### [Task list]
1) In the mailing list message about GCC's RTL, what does the writer call the biggest win of the simpler representation?
2) Write down the passage of the mailing list message about GCC's RTL from "Yes, very intrusive." up to and including "their first operand.".
3) Carry the mailing list message about GCC's RTL further, continuing on from its last sentence.

### [Text section]

◇ ◇ ◇

Zdenek Dvorak <rakdver at atrey dot karlin dot mff dot cuni dot cz> writes:

> Hello,
> 
> > > It would also make a sense
> > > to have less memory bloated code representation (but this is of course
> > > something that cannot be changed now, and also it does not seem
> > > quite desirable).
> > 
> > It can be changed.  I can't find it now, but some time ago I wrote a
> > mail message to the GCC lists explaining how you could do everything
> > that GCC does now with RTL by using data structures that are tied to
> > specific machine instructions; for instance, instead of having
> > 
> > (jump_insn 178 177 325 (set (pc)
> >         (if_then_else (ne (reg:CC 150)
> >                 (const_int 0 [0x0]))
> >             (label_ref 231)
> >             (pc))) 541 {*rs6000.md:13889} (nil)
> >     (expr_list:REG_DEAD (reg:CC 150)
> >         (nil)))
> > 
> > you have
> > 
> > (jump_insn 178 177 325 541 {*rs6000.md:13889} (reg:CC 150) (label_ref 231)
> >   (nil) 
> >   (expr_list:REG_DEAD (reg:CC 150) (nil)) 
> >  )
> > 
> > which can be even further simplified if you notice that the first
> > parameter will always be a REG and the second a label_ref.  The
> > biggest win is not even in memory consumption, although that's pretty
> > big, it's that you don't have to traverse over all the pointers; you
> > can look at everything in this insn, other than the notes, without any
> > pointer dereferences at all.
> 
> sounds cool; still it would be quite intrusive change.

Yes, very intrusive.

>  There is quite a lot of code that traverses rtl; how would you cope
> with this? Or would all such code have to be rewritten?

In the long run, it'd have to be rewritten, generally in a simple
way.  For instance a lot of that code just wants to know things like
"which registers can this insn change", and that sort of thing can be
done efficiently by looking at the operands in conjunction with the
insn number; for instance, all insn 541s will change (pc) and look at
(pc) and their first operand.

◇ ◇ ◇

### [Stored data]
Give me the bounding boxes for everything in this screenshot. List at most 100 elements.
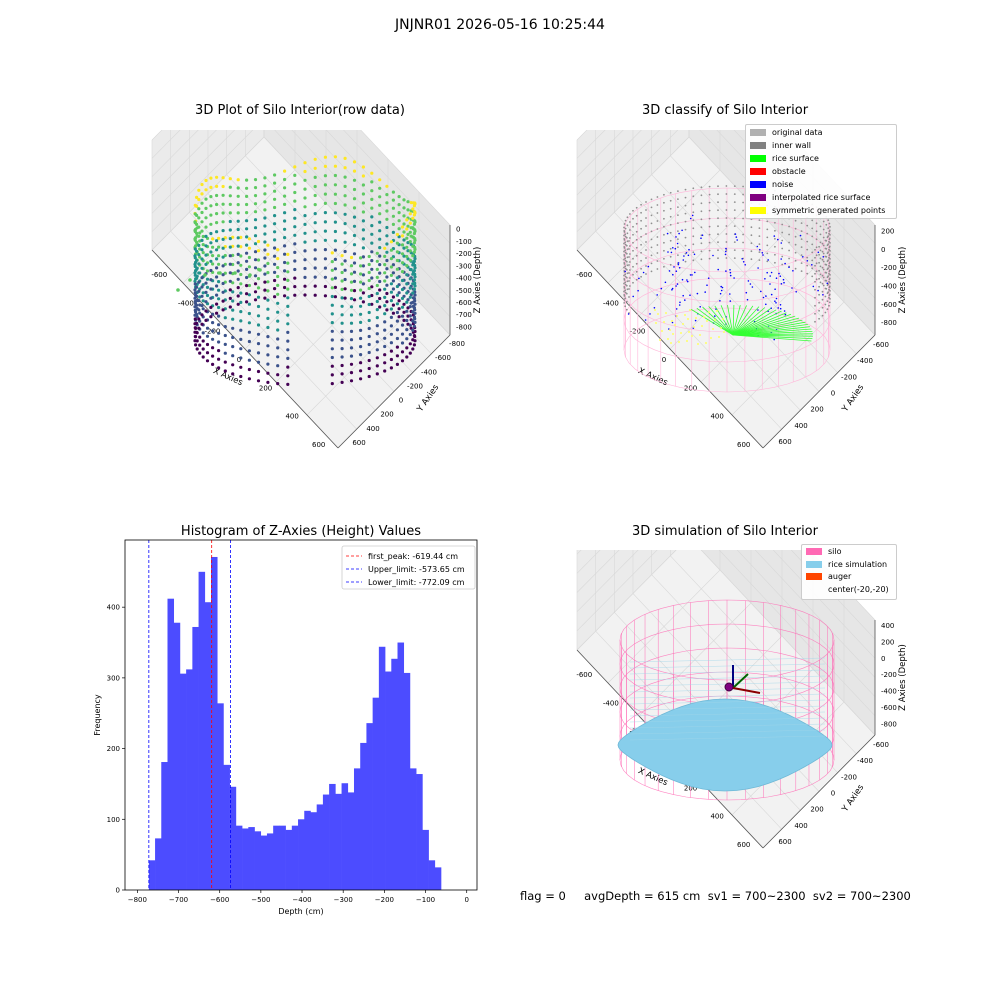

◇ ◇ ◇

### [Written responses]
1) You don't have to traverse over all the pointers, and you can look at everything in the insn except the notes without any pointer dereferences at all.

2)
Yes, very intrusive.

>  There is quite a lot of code that traverses rtl; how would you cope
> with this? Or would all such code have to be rewritten?

In the long run, it'd have to be rewritten, generally in a simple
way.  For instance a lot of that code just wants to know things like
"which registers can this insn change", and that sort of thing can be
done efficiently by looking at the operands in conjunction with the
insn number; for instance, all insn 541s will change (pc) and look at
(pc) and their first operand.

3)
Combine is probably the most tricky phase, since it really does look
at the RTL.  The idea for that would be to pre-generate (when building
GCC) a bunch of rules of the general form 'if an insn of type 23 has
its first operand as the second operand of a later insn of type 175,
they can be combined into an insn 177 with its first operand a MEM of
the second operand of the type-23 insn...'.  Then, combine just checks
to see if the conditions of any rule is met for each insn.  No need
for simplify_rtx, no need for insn recognition; just a match against a
table.  (Of course, simplify_rtx doesn't go away; it's still needed to
build the table from the .md files, but all that happens while the
compiler is being built, not at run-time.)

As a temporary implementation strategy, you could always re-generate
the RTL given the insn number, which would let you make the change
incrementally.  You lose some of the speed benefits that way, but not
all of them, since the memory for the temporary RTL will be re-used
over and over again so it'll always be in cache and the total
bandwidth required is reduced.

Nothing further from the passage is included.